* Exercise requirements: Reproduce the full listing that appears beneath this instruction exactly.

···

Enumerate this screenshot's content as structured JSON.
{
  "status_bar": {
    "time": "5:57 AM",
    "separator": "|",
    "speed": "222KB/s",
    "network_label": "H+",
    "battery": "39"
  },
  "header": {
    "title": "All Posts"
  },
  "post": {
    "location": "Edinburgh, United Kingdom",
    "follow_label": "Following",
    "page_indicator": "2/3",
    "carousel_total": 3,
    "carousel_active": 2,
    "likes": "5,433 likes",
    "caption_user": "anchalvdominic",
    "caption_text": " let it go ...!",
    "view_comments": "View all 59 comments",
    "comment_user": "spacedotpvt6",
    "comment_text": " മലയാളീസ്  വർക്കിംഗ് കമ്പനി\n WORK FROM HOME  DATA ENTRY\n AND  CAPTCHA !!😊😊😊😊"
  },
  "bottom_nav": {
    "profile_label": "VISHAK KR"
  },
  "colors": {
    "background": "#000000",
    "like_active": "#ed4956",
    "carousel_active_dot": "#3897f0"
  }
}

···

* Output of the task:
Enumerate this screenshot's content as structured JSON.
{
  "status_bar": {
    "time": "5:57 AM",
    "separator": "|",
    "speed": "222KB/s",
    "network_label": "H+",
    "battery": "39"
  },
  "header": {
    "title": "All Posts"
  },
  "post": {
    "location": "Edinburgh, United Kingdom",
    "follow_label": "Following",
    "page_indicator": "2/3",
    "carousel_total": 3,
    "carousel_active": 2,
    "likes": "5,433 likes",
    "caption_user": "anchalvdominic",
    "caption_text": " let it go ...!",
    "view_comments": "View all 59 comments",
    "comment_user": "spacedotpvt6",
    "comment_text": " മലയാളീസ്  വർക്കിംഗ് കമ്പനി\n WORK FROM HOME  DATA ENTRY\n AND  CAPTCHA !!😊😊😊😊"
  },
  "bottom_nav": {
    "profile_label": "VISHAK KR"
  },
  "colors": {
    "background": "#000000",
    "like_active": "#ed4956",
    "carousel_active_dot": "#3897f0"
  }
}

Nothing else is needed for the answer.